**EXERCISE BRIEF:** From the listing below, copy each line that contains the word "estimate".

..............................

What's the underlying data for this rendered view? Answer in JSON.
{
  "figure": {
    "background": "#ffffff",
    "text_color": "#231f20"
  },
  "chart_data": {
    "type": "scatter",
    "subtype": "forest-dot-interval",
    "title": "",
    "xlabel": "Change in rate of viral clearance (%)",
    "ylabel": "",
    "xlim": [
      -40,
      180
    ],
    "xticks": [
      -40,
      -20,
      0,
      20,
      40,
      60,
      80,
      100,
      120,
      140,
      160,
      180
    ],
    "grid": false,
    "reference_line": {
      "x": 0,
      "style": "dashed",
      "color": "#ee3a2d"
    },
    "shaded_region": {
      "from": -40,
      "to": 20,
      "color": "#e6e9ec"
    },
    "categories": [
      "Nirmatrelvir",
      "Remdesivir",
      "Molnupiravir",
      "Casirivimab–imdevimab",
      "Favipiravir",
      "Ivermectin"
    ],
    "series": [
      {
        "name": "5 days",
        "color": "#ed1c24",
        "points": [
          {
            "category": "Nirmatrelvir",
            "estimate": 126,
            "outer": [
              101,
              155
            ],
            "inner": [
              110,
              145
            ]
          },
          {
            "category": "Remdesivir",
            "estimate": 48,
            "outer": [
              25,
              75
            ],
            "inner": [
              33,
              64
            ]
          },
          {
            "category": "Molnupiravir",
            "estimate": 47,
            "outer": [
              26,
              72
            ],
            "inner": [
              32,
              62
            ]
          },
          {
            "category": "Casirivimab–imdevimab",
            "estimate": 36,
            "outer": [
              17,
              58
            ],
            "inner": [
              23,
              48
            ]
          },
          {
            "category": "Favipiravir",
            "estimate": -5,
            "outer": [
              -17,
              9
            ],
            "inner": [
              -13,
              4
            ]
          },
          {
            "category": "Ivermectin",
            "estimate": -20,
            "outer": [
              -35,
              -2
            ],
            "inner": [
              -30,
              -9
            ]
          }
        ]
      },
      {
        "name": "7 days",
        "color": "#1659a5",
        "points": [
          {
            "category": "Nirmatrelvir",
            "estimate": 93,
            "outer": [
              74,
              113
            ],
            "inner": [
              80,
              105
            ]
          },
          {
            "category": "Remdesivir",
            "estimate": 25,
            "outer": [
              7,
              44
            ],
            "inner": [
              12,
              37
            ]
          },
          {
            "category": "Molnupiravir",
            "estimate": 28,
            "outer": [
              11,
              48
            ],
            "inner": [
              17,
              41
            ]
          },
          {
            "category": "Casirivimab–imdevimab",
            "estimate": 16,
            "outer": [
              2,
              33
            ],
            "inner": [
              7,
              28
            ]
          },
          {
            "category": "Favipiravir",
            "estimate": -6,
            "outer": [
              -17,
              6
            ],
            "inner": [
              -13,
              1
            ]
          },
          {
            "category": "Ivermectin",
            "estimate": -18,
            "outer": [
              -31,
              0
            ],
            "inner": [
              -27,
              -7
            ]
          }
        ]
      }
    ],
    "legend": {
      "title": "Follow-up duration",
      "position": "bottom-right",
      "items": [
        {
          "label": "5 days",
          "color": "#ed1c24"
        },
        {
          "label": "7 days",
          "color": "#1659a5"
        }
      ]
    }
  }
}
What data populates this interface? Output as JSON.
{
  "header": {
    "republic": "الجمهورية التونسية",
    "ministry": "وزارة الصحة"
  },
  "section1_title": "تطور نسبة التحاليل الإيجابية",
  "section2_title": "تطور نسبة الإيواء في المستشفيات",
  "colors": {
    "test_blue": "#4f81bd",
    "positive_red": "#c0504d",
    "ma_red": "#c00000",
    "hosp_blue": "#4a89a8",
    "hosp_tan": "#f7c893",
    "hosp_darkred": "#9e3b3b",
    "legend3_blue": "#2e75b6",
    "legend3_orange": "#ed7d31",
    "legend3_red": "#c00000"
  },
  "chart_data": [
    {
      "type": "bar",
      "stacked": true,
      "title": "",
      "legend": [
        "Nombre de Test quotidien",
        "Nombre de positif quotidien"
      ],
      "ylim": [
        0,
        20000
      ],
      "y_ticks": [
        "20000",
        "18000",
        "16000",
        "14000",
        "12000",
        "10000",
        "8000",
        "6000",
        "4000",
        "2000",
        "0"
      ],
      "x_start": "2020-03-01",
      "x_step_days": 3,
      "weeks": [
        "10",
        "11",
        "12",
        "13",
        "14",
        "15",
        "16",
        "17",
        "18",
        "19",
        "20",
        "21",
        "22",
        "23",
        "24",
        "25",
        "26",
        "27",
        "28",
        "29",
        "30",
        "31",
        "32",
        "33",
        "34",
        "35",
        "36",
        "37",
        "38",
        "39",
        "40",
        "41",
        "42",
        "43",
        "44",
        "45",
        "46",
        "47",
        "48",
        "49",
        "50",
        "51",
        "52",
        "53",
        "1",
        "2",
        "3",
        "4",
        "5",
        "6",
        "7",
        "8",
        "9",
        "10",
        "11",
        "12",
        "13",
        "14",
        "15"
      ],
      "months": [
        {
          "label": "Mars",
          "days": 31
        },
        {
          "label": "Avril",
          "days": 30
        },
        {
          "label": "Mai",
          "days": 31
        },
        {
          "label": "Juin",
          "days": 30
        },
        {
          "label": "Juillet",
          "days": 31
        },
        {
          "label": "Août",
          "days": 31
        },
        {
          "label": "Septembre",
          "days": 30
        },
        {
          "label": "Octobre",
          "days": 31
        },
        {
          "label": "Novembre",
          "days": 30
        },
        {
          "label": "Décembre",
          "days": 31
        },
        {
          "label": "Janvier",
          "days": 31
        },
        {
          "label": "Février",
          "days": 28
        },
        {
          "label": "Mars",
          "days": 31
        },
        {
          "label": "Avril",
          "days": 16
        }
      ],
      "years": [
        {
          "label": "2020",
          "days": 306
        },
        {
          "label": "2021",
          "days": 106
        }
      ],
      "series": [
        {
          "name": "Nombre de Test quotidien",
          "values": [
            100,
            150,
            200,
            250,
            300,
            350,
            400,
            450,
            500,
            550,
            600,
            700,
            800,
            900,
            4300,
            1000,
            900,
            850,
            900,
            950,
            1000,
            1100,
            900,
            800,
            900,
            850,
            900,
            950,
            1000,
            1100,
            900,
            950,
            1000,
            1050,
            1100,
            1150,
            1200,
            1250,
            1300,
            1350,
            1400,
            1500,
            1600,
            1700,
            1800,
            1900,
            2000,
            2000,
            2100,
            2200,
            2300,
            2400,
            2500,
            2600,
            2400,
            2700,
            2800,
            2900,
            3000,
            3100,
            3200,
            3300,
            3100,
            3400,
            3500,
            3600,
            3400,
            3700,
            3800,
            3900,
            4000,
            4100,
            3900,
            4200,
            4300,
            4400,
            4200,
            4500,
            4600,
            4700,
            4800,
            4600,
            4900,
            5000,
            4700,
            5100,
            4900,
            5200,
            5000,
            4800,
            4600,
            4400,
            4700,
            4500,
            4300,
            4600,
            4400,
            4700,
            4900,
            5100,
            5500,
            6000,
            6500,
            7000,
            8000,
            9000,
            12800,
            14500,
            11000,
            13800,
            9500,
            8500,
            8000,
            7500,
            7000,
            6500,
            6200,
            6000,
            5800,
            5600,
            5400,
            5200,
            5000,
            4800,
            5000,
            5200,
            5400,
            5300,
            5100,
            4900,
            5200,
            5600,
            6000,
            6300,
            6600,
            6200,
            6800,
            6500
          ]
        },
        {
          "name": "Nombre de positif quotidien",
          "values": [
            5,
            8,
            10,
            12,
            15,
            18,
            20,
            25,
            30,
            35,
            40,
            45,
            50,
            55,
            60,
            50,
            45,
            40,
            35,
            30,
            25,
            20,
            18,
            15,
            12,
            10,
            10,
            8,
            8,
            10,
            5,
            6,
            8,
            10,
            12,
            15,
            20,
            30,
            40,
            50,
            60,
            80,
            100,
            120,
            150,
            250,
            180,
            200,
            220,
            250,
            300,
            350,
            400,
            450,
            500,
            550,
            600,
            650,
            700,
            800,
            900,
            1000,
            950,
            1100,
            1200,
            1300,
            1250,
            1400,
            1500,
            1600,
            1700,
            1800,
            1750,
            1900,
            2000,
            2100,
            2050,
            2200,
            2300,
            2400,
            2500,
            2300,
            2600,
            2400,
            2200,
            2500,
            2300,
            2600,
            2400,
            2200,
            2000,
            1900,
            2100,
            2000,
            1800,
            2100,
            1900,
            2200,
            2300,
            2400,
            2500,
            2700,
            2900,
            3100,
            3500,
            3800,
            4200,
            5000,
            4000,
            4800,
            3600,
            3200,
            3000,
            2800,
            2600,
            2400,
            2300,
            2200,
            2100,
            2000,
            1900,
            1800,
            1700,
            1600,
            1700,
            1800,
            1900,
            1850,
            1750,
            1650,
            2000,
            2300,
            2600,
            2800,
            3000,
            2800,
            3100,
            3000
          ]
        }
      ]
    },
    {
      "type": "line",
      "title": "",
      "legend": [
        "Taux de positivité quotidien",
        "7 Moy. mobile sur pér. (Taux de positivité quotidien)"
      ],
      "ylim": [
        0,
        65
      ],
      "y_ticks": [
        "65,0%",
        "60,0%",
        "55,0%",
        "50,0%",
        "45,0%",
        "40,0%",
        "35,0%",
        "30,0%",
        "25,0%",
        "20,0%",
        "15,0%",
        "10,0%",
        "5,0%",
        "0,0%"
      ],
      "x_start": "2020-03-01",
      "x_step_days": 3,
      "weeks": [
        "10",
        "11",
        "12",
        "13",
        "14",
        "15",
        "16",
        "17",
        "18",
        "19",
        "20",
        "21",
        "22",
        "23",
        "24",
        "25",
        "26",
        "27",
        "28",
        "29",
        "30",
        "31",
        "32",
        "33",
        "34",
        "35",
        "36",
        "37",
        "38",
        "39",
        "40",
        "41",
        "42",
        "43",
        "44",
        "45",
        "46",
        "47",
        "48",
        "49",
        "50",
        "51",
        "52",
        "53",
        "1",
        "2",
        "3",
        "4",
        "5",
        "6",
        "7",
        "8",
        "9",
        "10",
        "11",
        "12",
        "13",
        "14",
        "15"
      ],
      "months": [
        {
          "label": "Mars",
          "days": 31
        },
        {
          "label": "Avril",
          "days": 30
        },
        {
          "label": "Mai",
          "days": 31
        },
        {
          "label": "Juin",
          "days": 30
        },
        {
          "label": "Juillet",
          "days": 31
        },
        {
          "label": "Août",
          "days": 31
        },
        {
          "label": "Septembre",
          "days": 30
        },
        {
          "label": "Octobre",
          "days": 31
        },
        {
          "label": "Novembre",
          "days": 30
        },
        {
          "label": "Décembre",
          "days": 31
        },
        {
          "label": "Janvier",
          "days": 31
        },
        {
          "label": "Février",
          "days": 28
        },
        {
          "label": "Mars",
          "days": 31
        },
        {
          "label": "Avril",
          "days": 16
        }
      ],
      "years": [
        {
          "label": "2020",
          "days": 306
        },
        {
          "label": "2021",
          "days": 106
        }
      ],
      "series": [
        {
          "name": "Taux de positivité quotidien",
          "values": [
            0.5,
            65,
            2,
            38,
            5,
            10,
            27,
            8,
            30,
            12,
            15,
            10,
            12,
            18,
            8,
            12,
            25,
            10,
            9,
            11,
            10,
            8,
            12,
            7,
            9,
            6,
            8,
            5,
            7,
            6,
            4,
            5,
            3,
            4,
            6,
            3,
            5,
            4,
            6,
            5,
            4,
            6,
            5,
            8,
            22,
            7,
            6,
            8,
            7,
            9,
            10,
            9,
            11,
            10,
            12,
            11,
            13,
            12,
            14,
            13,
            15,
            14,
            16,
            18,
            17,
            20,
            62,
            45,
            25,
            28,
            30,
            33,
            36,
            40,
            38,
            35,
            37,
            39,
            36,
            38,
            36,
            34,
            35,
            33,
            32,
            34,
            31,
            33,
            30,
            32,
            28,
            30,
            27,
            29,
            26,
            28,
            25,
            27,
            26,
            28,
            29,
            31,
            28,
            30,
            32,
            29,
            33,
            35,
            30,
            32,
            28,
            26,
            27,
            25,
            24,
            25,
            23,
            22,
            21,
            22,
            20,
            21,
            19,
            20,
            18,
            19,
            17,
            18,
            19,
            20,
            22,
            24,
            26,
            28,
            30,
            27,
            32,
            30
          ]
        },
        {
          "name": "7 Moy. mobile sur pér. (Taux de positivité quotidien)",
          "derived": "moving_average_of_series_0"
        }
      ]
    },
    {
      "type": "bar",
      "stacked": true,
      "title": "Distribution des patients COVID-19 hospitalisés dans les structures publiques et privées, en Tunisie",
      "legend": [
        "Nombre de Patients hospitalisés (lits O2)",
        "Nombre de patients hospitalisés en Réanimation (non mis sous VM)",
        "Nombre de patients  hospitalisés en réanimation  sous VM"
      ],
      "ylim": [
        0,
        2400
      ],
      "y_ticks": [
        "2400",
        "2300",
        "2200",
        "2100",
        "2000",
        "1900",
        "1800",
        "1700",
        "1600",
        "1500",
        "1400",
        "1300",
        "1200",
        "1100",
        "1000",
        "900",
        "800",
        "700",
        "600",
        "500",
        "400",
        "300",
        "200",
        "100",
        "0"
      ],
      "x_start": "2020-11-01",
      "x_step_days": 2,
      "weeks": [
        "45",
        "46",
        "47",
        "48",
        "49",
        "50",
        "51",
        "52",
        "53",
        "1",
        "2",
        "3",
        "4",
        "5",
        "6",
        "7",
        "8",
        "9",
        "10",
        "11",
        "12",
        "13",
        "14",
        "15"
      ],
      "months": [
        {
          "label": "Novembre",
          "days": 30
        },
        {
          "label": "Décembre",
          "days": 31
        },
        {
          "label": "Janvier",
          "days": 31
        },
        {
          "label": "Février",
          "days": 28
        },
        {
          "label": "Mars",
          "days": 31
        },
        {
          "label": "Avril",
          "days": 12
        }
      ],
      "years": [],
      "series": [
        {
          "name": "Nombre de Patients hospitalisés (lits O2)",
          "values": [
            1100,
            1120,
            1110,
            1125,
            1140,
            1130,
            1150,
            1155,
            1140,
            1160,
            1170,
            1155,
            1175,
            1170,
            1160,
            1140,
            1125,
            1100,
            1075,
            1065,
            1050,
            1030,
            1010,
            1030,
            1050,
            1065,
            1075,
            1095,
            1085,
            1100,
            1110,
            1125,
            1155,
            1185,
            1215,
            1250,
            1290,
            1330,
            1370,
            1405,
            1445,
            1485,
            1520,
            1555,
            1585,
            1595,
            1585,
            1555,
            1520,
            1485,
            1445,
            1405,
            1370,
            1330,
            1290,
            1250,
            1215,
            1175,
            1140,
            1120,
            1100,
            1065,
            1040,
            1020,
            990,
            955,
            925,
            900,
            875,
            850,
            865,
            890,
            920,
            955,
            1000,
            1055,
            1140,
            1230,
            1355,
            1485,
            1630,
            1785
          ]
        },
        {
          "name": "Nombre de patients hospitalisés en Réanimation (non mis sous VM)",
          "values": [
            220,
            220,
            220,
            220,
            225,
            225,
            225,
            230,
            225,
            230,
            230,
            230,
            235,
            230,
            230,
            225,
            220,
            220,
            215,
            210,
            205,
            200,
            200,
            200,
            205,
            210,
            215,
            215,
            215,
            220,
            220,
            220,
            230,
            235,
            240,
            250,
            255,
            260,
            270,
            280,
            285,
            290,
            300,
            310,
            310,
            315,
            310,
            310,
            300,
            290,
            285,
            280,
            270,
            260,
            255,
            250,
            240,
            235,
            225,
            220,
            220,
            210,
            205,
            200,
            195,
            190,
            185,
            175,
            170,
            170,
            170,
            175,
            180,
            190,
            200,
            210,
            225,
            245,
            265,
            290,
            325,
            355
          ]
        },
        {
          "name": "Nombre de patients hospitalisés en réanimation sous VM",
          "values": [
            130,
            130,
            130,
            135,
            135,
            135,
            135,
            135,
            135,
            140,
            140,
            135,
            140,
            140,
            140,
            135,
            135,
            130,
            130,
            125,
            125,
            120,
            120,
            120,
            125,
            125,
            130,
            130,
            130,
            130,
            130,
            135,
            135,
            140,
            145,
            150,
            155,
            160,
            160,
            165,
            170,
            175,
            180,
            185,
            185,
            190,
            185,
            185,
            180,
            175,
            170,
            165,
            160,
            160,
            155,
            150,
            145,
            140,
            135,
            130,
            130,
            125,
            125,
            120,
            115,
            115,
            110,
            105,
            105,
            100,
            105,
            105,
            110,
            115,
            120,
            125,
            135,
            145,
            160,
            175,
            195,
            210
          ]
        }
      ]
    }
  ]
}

..............................

**EXERCISE ANSWER:**
            "estimate": 126,
            "estimate": 48,
            "estimate": 47,
            "estimate": 36,
            "estimate": -5,
            "estimate": -20,
            "estimate": 93,
            "estimate": 25,
            "estimate": 28,
            "estimate": 16,
            "estimate": -6,
            "estimate": -18,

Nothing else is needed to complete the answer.